- **EXERCISE SET**:
(1) Using the divorce forum thread, decide whether each statement agrees with it: (a) DiamondsandRust went to the casino on both Friday and Saturday; (b) the post by synthetic is dated Jan 21, 2014; (c) DiamondsandRust's wife's mother confirmed the truth to her. For each, give yes or no and quote the deciding words.
(2) Pick up the divorce forum thread after its final sentence and keep it going.

- **DOCUMENT**:
(begin)

Welcome to the club my friend. Here Members receive a TAM smoking jacket and matching fez.

You're not alone. Mine rejected and replaced me too. Hope she makes him as happy as her three previous husbands.

You said fight for a better life. Don't you know you were just given your freedom back all wrapped up in a nice fancy bow? In time you will be wanting to thank your STBXW. 

She can only continue to hurt you if you allow it to happen. She left you, she didn't kill you.

You mentioned Judas. Jesus washed his feet feet before the last supper, knowing full well what Judas was going to do.

Don't fight anymore. Let it go and feel good.


----------



## DiamondsandRust (Jan 21, 2014)

thanks, I guess I will be able to thank her later on. 

and true i got my freedom back. Hold my head up, show confidence and put away all the memories/feelings in a box and lock it. 
then put it in the closet and forget about it.


----------



## synthetic (Jan 5, 2012)

Divorce her with a smile. She just gave you the gift of 'life'. Such women only serve to waste precious years of life. Sure, they may give birth to beautiful babies, but that's pretty much it. 

Thank her for the children, promise to be a good father and buy her a box full of anti-wrinkle night cream as she'll need them in a few years when the father of her children starts looking more and more attractive while her sorry ass wonders where it all went wrong.

Good luck to you mate. You deserve better than this sh1t.


----------



## DiamondsandRust (Jan 21, 2014)

i'm gonna go and get a haircut and dress up nicely when it's time to meet . I should give her some anti wrinkle cream too. lol


----------



## DiamondsandRust (Jan 21, 2014)

so i been dressing better, got a haircut and posted some pics on facebook. lol 
she saw that i went to the casino with some friends. (i hated the casino cause she would take hundreds out of my pocket there)
that was on friday, saturday, i went to the casino again. 
i kinda messed up that one cause she txt me saying that she wanted to go out. so dumb ass me, offers to take her out. but i said i pick u up and drop u off there and you can go your own way, then let me know when it's time to go home. but still i wasnt supposed to do that. 

then i had a few beers and got too friendly with her. lol over facecam. but it seemed like she was gonna crack and then she stopped. lol 

truly messed up there and should have kept ignoring her. 

next day she is like, i'm gonna leave my parents house and take the kids. so i said who you going with and said my BFF. so i dropped the bomb on her and told her that her Bff(girl) was the one that got her busted with the AP. 

she got mad and told me i was lying, so i said. ask your mom and her mom didnt tell her the truth. instead i was told that i cant go in there house no more.

(end)

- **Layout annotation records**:
(begin)

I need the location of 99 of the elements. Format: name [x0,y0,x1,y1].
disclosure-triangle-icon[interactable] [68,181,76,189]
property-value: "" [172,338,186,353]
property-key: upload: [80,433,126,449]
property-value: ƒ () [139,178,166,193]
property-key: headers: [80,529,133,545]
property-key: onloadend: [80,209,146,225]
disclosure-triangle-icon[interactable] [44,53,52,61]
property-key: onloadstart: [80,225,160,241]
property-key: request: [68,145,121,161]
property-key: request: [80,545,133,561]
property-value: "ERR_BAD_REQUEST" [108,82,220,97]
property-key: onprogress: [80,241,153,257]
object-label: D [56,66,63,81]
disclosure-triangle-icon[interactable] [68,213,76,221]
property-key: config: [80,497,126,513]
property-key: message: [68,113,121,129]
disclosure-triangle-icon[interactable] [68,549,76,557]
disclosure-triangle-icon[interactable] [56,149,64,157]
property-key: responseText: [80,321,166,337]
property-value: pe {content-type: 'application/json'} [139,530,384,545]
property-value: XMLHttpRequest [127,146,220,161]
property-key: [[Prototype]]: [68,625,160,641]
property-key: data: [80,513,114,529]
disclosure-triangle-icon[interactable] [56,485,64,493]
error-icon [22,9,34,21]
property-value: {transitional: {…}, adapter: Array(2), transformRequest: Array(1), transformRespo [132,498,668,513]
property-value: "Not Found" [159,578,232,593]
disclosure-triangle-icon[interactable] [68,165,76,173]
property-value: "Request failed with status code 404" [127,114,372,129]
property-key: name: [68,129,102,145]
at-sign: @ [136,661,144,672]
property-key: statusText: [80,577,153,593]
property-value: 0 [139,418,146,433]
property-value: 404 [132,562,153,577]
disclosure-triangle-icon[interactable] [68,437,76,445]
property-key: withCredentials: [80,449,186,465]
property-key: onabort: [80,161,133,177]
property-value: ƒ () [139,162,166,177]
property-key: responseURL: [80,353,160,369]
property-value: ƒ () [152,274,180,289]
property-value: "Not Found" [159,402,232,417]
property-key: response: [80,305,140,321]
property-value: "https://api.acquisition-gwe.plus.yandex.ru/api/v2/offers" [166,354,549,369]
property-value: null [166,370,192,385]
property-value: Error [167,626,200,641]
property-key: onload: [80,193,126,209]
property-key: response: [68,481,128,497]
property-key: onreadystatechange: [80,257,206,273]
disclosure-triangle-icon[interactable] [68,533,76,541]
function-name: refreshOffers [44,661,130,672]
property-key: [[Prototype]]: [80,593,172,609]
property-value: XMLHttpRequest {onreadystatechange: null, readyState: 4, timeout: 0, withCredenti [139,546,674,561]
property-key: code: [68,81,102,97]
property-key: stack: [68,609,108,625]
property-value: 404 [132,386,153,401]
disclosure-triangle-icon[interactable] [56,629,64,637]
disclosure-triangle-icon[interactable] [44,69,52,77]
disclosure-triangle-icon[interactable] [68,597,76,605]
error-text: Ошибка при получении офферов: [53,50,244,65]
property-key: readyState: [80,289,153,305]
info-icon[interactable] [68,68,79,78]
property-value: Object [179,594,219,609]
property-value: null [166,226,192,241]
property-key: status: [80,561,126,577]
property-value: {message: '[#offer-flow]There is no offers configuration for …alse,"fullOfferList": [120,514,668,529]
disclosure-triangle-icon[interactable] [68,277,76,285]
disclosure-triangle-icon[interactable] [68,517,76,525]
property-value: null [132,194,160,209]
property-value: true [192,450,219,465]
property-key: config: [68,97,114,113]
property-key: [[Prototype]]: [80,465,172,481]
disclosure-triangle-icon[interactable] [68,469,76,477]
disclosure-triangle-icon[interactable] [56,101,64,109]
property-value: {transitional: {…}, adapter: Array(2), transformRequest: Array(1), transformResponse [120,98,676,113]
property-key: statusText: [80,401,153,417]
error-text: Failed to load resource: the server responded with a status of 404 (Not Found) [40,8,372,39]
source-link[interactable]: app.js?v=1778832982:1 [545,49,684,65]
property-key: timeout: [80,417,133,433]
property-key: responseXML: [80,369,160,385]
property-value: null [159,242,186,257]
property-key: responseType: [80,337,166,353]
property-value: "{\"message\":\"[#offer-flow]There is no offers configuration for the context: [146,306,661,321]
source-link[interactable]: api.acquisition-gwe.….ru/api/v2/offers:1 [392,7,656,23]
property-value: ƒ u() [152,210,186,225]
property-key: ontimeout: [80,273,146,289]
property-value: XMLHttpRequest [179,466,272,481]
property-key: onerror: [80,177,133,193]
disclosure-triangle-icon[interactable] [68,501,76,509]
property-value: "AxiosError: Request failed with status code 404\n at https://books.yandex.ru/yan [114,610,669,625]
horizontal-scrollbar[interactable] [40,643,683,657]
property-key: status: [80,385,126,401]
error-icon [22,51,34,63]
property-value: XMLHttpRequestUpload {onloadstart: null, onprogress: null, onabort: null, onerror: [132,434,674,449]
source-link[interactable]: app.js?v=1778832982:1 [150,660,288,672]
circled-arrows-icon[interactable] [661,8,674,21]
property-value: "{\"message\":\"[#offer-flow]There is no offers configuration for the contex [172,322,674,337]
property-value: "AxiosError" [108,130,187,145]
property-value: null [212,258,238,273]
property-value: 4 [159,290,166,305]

(end)

- **RESPONSES FOR EACH TASK**:
(1)
(a) Yes: "that was on friday, saturday, i went to the casino again."
(b) No: "## synthetic (Jan 5, 2012)"
(c) No: "her mom didnt tell her the truth."

(2)
so now, it's like everyone against me, but my family is full support for me. they have helped me alot through this process. 

anyways, sunday i told her i was gonna sign the divorce papers. 
told her to come to my house in the morning and we would get it done and over. because i was going out to watch a movie, she asked with who, so i said a friend, then she asked g or b. i said g. 
so i went out and pretended to go to the movies.
on facebook, i posted that i was at the movies, then after a few hours i went to the casino. and posted i was there. lol
she saw that and she unfriend me.  


after that I been ignoring her txts and just talking about the kids. Making it harder for her cause i dont pick the kids up anymore, and she has to drop them off at my place, lucky for her is in her way to work. 

staying strong, still working out and eating 1/3 of the big meals i used to. 

got a bit angry today but talked to my sis and vented most of it out.


----------



## DiamondsandRust (Jan 21, 2014)

for some reason she is not bugging me about the divorce anymore. but i will have to ask her again. 

but i did put some doubt in her mind that i'm moving and have found another friend.


----------



## ICLH (Dec 26, 2013)

Ignore her completely unless it has to do with the kids.


----------



## tainted (Aug 16, 2013)

If you haven't already, post her on cheaterville. The OM too


----------



## manticore (Sep 3, 2013)

yes man, you have to detach from her, ignore her for anything that is not kid's related, hang out with friends and family, enjoy social life, meet new people, distract yourself productively (hit the gym, jog, get a social hobby).

your wife is not worth your suffering, she is not even remorseful, she is probably more upset by the fact that OM surely throw her under the buss now the affair is publicly known.

focus in yourself and your kids


----------



## DiamondsandRust (Jan 21, 2014)

so she txt me early morning saying, let's fill the divorce papers on saturday. i txt back saying ok. be here by noon.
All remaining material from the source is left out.